__SUPPLIED MATERIAL__.
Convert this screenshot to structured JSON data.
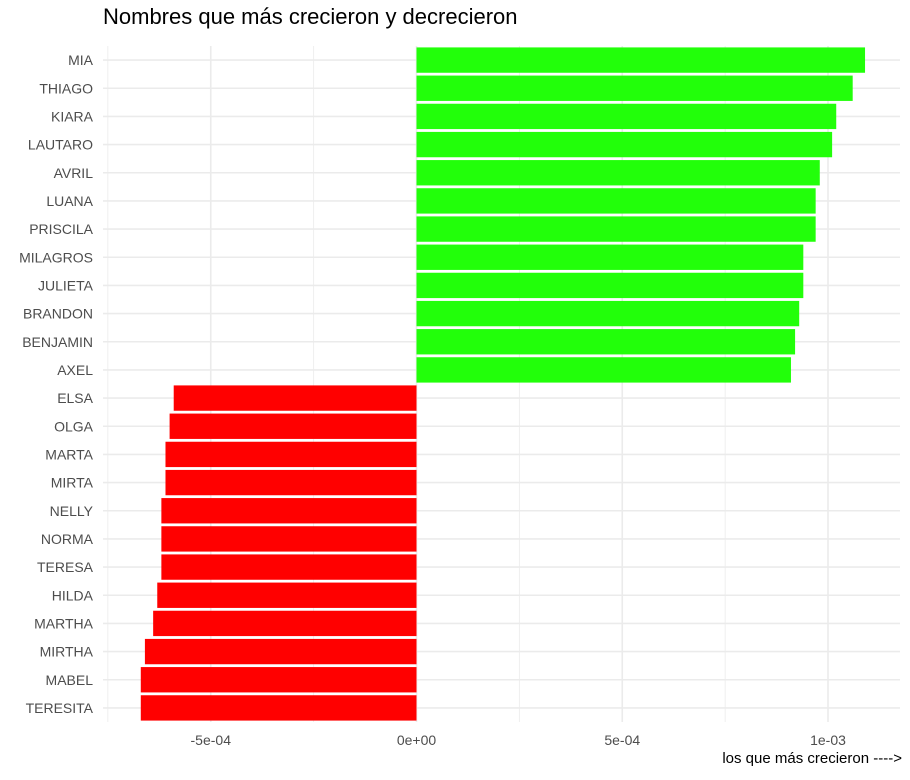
{
  "chart_data": {
    "type": "bar",
    "orientation": "horizontal",
    "title": "Nombres que más crecieron y decrecieron",
    "xlabel": "los que más crecieron ---->",
    "ylabel": "",
    "xlim": [
      -0.00075,
      0.00111
    ],
    "grid": true,
    "legend": "none",
    "x_ticks": [
      {
        "value": -0.0005,
        "label": "-5e-04"
      },
      {
        "value": 0,
        "label": "0e+00"
      },
      {
        "value": 0.0005,
        "label": "5e-04"
      },
      {
        "value": 0.001,
        "label": "1e-03"
      }
    ],
    "minor_gridlines": [
      -0.00075,
      -0.00025,
      0.00025,
      0.00075
    ],
    "colors": {
      "positive": "#22ff0a",
      "negative": "#ff0000",
      "grid": "#ebebeb",
      "tick_text": "#4d4d4d"
    },
    "categories": [
      "MIA",
      "THIAGO",
      "KIARA",
      "LAUTARO",
      "AVRIL",
      "LUANA",
      "PRISCILA",
      "MILAGROS",
      "JULIETA",
      "BRANDON",
      "BENJAMIN",
      "AXEL",
      "ELSA",
      "OLGA",
      "MARTA",
      "MIRTA",
      "NELLY",
      "NORMA",
      "TERESA",
      "HILDA",
      "MARTHA",
      "MIRTHA",
      "MABEL",
      "TERESITA"
    ],
    "values": [
      0.00109,
      0.00106,
      0.00102,
      0.00101,
      0.00098,
      0.00097,
      0.00097,
      0.00094,
      0.00094,
      0.00093,
      0.00092,
      0.00091,
      -0.00059,
      -0.0006,
      -0.00061,
      -0.00061,
      -0.00062,
      -0.00062,
      -0.00062,
      -0.00063,
      -0.00064,
      -0.00066,
      -0.00067,
      -0.00067
    ]
  }
}
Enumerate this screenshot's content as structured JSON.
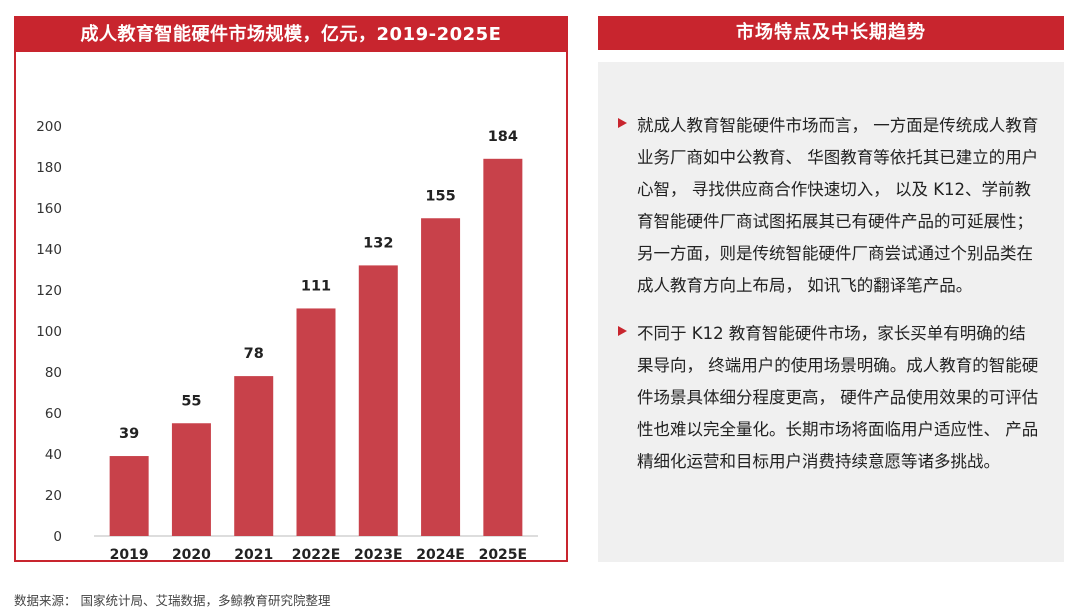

__REQUIRED TASK__. From the records above, work out how many lines contain the string "this". Give only the number.

__RESPONSE__. 2